++++ Supplied records

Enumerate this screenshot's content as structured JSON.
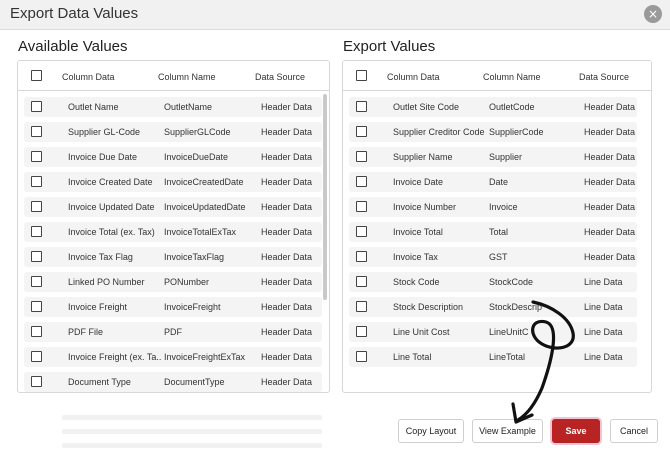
{
  "dialog": {
    "title": "Export Data Values",
    "close_label": "×"
  },
  "available": {
    "title": "Available Values",
    "headers": {
      "column_data": "Column Data",
      "column_name": "Column Name",
      "data_source": "Data Source"
    },
    "rows": [
      {
        "data": "Outlet Name",
        "name": "OutletName",
        "source": "Header Data"
      },
      {
        "data": "Supplier GL-Code",
        "name": "SupplierGLCode",
        "source": "Header Data"
      },
      {
        "data": "Invoice Due Date",
        "name": "InvoiceDueDate",
        "source": "Header Data"
      },
      {
        "data": "Invoice Created Date",
        "name": "InvoiceCreatedDate",
        "source": "Header Data"
      },
      {
        "data": "Invoice Updated Date",
        "name": "InvoiceUpdatedDate",
        "source": "Header Data"
      },
      {
        "data": "Invoice Total (ex. Tax)",
        "name": "InvoiceTotalExTax",
        "source": "Header Data"
      },
      {
        "data": "Invoice Tax Flag",
        "name": "InvoiceTaxFlag",
        "source": "Header Data"
      },
      {
        "data": "Linked PO Number",
        "name": "PONumber",
        "source": "Header Data"
      },
      {
        "data": "Invoice Freight",
        "name": "InvoiceFreight",
        "source": "Header Data"
      },
      {
        "data": "PDF File",
        "name": "PDF",
        "source": "Header Data"
      },
      {
        "data": "Invoice Freight (ex. Ta...",
        "name": "InvoiceFreightExTax",
        "source": "Header Data"
      },
      {
        "data": "Document Type",
        "name": "DocumentType",
        "source": "Header Data"
      }
    ]
  },
  "export": {
    "title": "Export Values",
    "headers": {
      "column_data": "Column Data",
      "column_name": "Column Name",
      "data_source": "Data Source"
    },
    "rows": [
      {
        "data": "Outlet Site Code",
        "name": "OutletCode",
        "source": "Header Data"
      },
      {
        "data": "Supplier Creditor Code",
        "name": "SupplierCode",
        "source": "Header Data"
      },
      {
        "data": "Supplier Name",
        "name": "Supplier",
        "source": "Header Data"
      },
      {
        "data": "Invoice Date",
        "name": "Date",
        "source": "Header Data"
      },
      {
        "data": "Invoice Number",
        "name": "Invoice",
        "source": "Header Data"
      },
      {
        "data": "Invoice Total",
        "name": "Total",
        "source": "Header Data"
      },
      {
        "data": "Invoice Tax",
        "name": "GST",
        "source": "Header Data"
      },
      {
        "data": "Stock Code",
        "name": "StockCode",
        "source": "Line Data"
      },
      {
        "data": "Stock Description",
        "name": "StockDescrip",
        "source": "Line Data"
      },
      {
        "data": "Line Unit Cost",
        "name": "LineUnitC",
        "source": "Line Data"
      },
      {
        "data": "Line Total",
        "name": "LineTotal",
        "source": "Line Data"
      }
    ]
  },
  "buttons": {
    "copy_layout": "Copy Layout",
    "view_example": "View Example",
    "save": "Save",
    "cancel": "Cancel"
  },
  "colors": {
    "save": "#b82323",
    "titlebar": "#f1f1f1",
    "row": "#f4f4f4"
  }
}
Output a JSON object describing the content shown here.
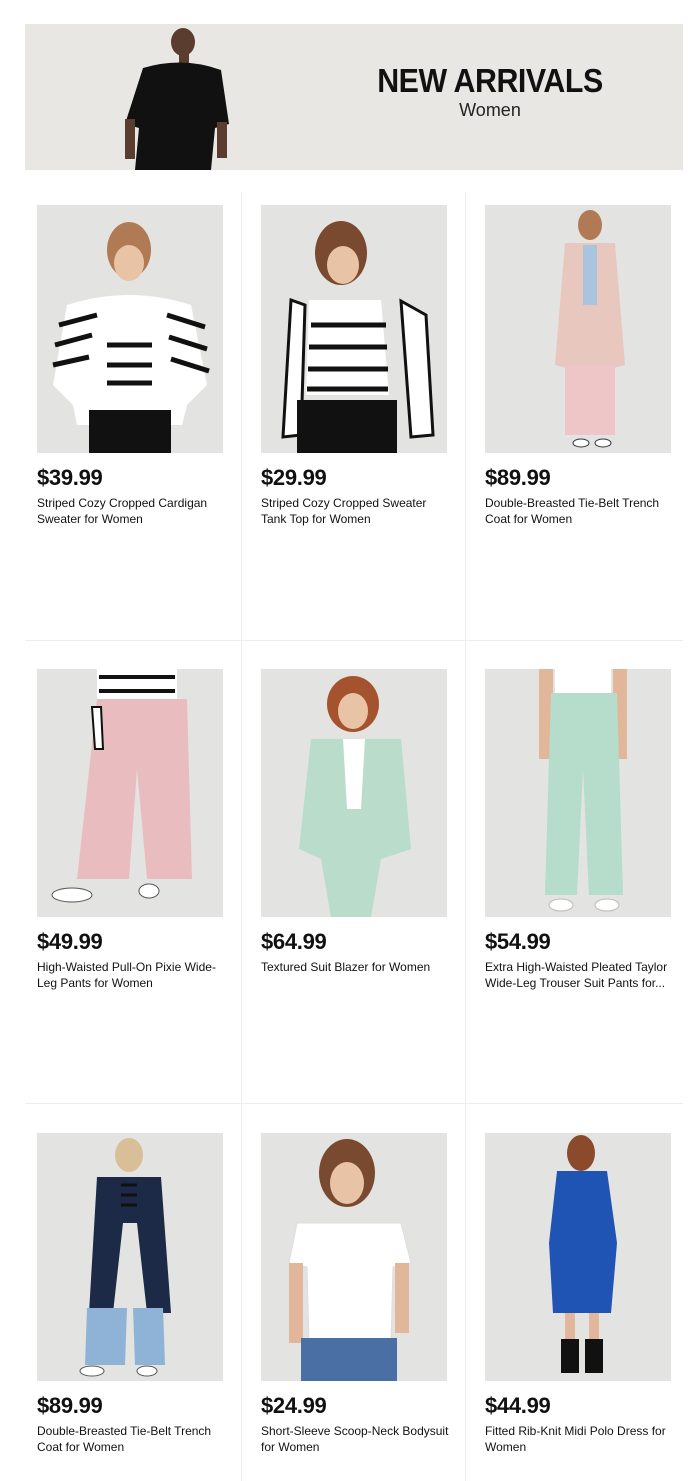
{
  "banner": {
    "title": "NEW ARRIVALS",
    "subtitle": "Women"
  },
  "products": [
    {
      "price": "$39.99",
      "name": "Striped Cozy Cropped Cardigan Sweater for Women",
      "image": "striped-cardigan"
    },
    {
      "price": "$29.99",
      "name": "Striped Cozy Cropped Sweater Tank Top for Women",
      "image": "striped-tank"
    },
    {
      "price": "$89.99",
      "name": "Double-Breasted Tie-Belt Trench Coat for Women",
      "image": "pink-trench"
    },
    {
      "price": "$49.99",
      "name": "High-Waisted Pull-On Pixie Wide-Leg Pants for Women",
      "image": "pink-pants"
    },
    {
      "price": "$64.99",
      "name": "Textured Suit Blazer for Women",
      "image": "mint-blazer"
    },
    {
      "price": "$54.99",
      "name": "Extra High-Waisted Pleated Taylor Wide-Leg Trouser Suit Pants for...",
      "image": "mint-trousers"
    },
    {
      "price": "$89.99",
      "name": "Double-Breasted Tie-Belt Trench Coat for Women",
      "image": "navy-trench"
    },
    {
      "price": "$24.99",
      "name": "Short-Sleeve Scoop-Neck Bodysuit for Women",
      "image": "white-bodysuit"
    },
    {
      "price": "$44.99",
      "name": "Fitted Rib-Knit Midi Polo Dress for Women",
      "image": "blue-polo-dress"
    }
  ],
  "colors": {
    "background": "#ffffff",
    "banner": "#e9e7e4",
    "photo": "#e3e3e1",
    "text": "#111111"
  }
}
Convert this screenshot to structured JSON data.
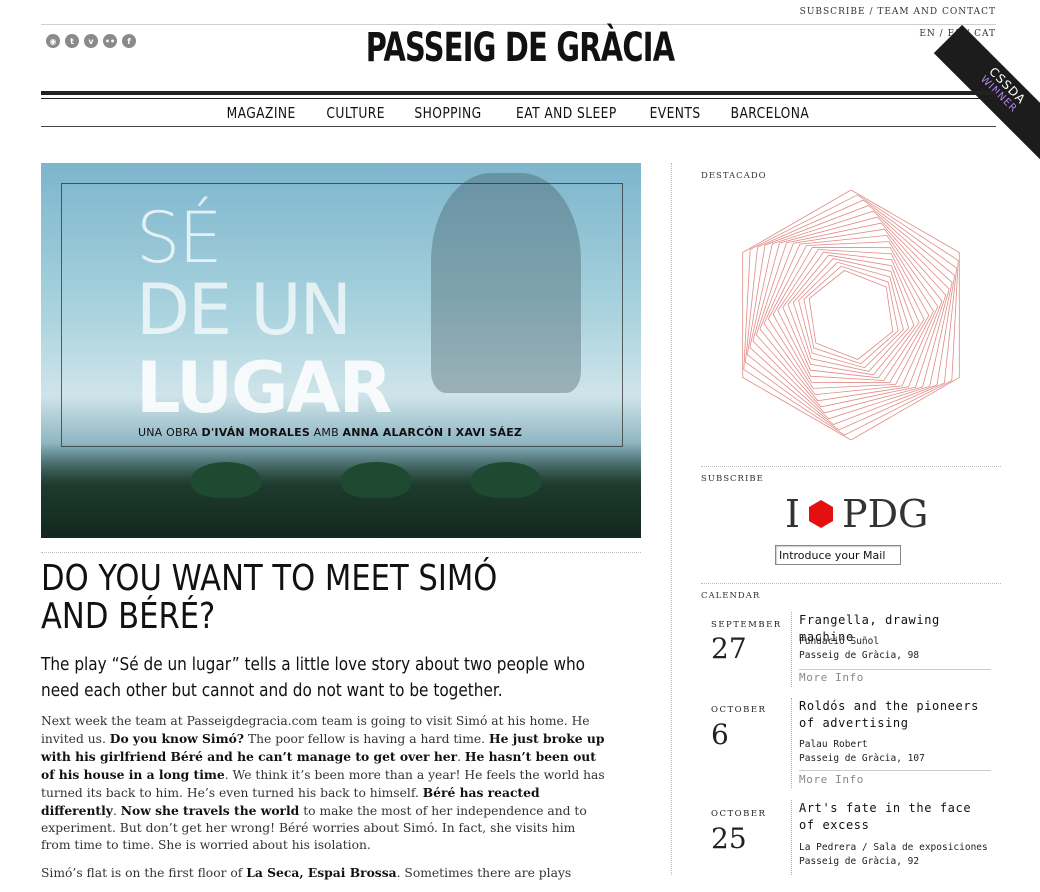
{
  "header": {
    "toplinks": {
      "subscribe": "SUBSCRIBE",
      "sep": " / ",
      "team": "TEAM AND CONTACT"
    },
    "social_icons": [
      "rss-icon",
      "twitter-icon",
      "vimeo-icon",
      "flickr-icon",
      "facebook-icon"
    ],
    "social_glyphs": [
      "◉",
      "t",
      "v",
      "••",
      "f"
    ],
    "logo": "PASSEIG DE GRÀCIA",
    "langs": [
      "EN",
      "ES",
      "CAT"
    ],
    "lang_sep": " / ",
    "ribbon": {
      "top": "CSSDA",
      "bottom": "WINNER"
    }
  },
  "nav": [
    "MAGAZINE",
    "CULTURE",
    "SHOPPING",
    "EAT AND SLEEP",
    "EVENTS",
    "BARCELONA"
  ],
  "hero": {
    "line1": "SÉ",
    "line2": "DE UN",
    "line3": "LUGAR",
    "credit_prefix": "UNA OBRA ",
    "credit_author": "D'IVÁN MORALES",
    "credit_mid": " AMB ",
    "credit_cast": "ANNA ALARCÓN I XAVI SÁEZ"
  },
  "article": {
    "title": "DO YOU WANT TO MEET SIMÓ AND BÉRÉ?",
    "subtitle": "The play “Sé de un lugar” tells a little love story about two people who need each other but cannot and do not want to be together.",
    "p1": [
      "Next week the team at Passeigdegracia.com team is going to visit Simó at his home. He invited us. ",
      "Do you know Simó?",
      " The poor fellow is having a hard time. ",
      "He just broke up with his girlfriend Béré and he can’t manage to get over her",
      ". ",
      "He hasn’t been out of his house in a long time",
      ". We think it’s been more than a year! He feels the world has turned its back to him. He’s even turned his back to himself. ",
      "Béré has reacted differently",
      ". ",
      "Now she travels the world",
      " to make the most of her independence and to experiment. But don’t get her wrong! Béré worries about Simó. In fact, she visits him from time to time. She is worried about his isolation."
    ],
    "p2": [
      "Simó’s flat is on the first floor of ",
      "La Seca, Espai Brossa",
      ". Sometimes there are plays"
    ]
  },
  "sidebar": {
    "destacado": "DESTACADO",
    "subscribe": "SUBSCRIBE",
    "ipdg_i": "I",
    "ipdg_pdg": "PDG",
    "mail_value": "Introduce your Mail",
    "calendar": "CALENDAR",
    "accent": "#e3100f",
    "events": [
      {
        "month": "SEPTEMBER",
        "day": "27",
        "name": "Frangella, drawing machine",
        "place1": "Fundació Suñol",
        "place2": "Passeig de Gràcia, 98",
        "more": "More Info"
      },
      {
        "month": "OCTOBER",
        "day": "6",
        "name": "Roldós and the pioneers of advertising",
        "place1": "Palau Robert",
        "place2": "Passeig de Gràcia, 107",
        "more": "More Info"
      },
      {
        "month": "OCTOBER",
        "day": "25",
        "name": "Art's fate in the face of excess",
        "place1": "La Pedrera / Sala de exposiciones",
        "place2": "Passeig de Gràcia, 92",
        "more": ""
      }
    ]
  }
}
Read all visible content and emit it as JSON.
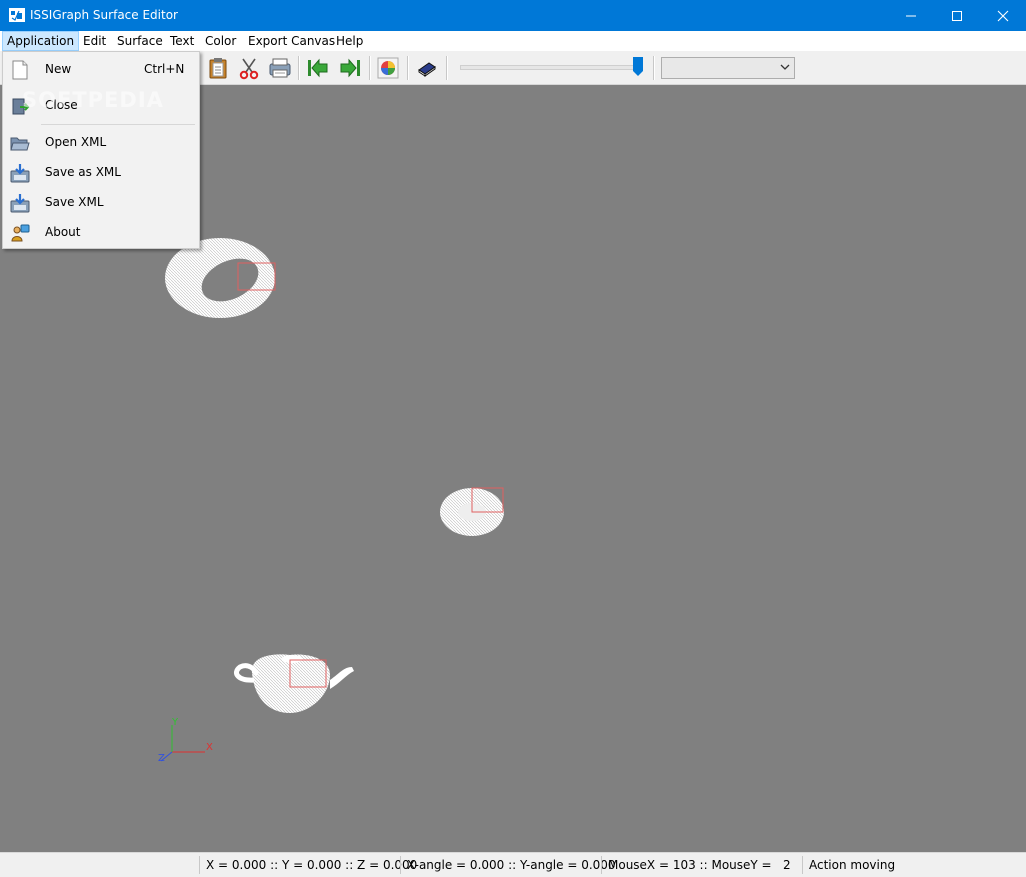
{
  "window": {
    "title": "ISSIGraph Surface Editor"
  },
  "menubar": {
    "items": [
      "Application",
      "Edit",
      "Surface",
      "Text",
      "Color",
      "Export Canvas",
      "Help"
    ]
  },
  "application_menu": {
    "items": [
      {
        "label": "New",
        "shortcut": "Ctrl+N",
        "icon": "new-document-icon"
      },
      {
        "label": "Close",
        "shortcut": "",
        "icon": "exit-icon"
      },
      {
        "label": "Open XML",
        "shortcut": "",
        "icon": "folder-open-icon"
      },
      {
        "label": "Save as XML",
        "shortcut": "",
        "icon": "save-as-icon"
      },
      {
        "label": "Save XML",
        "shortcut": "",
        "icon": "save-icon"
      },
      {
        "label": "About",
        "shortcut": "",
        "icon": "about-icon"
      }
    ]
  },
  "watermark": "SOFTPEDIA",
  "toolbar": {
    "buttons": [
      "paste-icon",
      "cut-icon",
      "printer-icon",
      "previous-icon",
      "next-icon",
      "color-picker-icon",
      "book-icon"
    ],
    "slider_level": 0.97,
    "combo_value": ""
  },
  "canvas": {
    "background_color": "#808080",
    "objects": [
      "torus-mesh",
      "disc-mesh",
      "teapot-mesh"
    ],
    "axis_labels": {
      "x": "X",
      "y": "Y",
      "z": "Z"
    }
  },
  "statusbar": {
    "coords": "X = 0.000 :: Y = 0.000 :: Z = 0.000",
    "angles": "X-angle = 0.000 :: Y-angle = 0.000",
    "mouse": "MouseX = 103 :: MouseY =   2",
    "action": "Action moving"
  },
  "colors": {
    "titlebar": "#0078d7",
    "accent_thumb": "#0078d7",
    "menu_highlight": "#cce8ff"
  }
}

++++++++

▸ Problem statement
Copy out all lines that carry the word "team".

▸ Answer below
      "team": "TEAM AND CONTACT"
      "Next week the team at Passeigdegracia.com team is going to visit Simó at his home. He invited us. ",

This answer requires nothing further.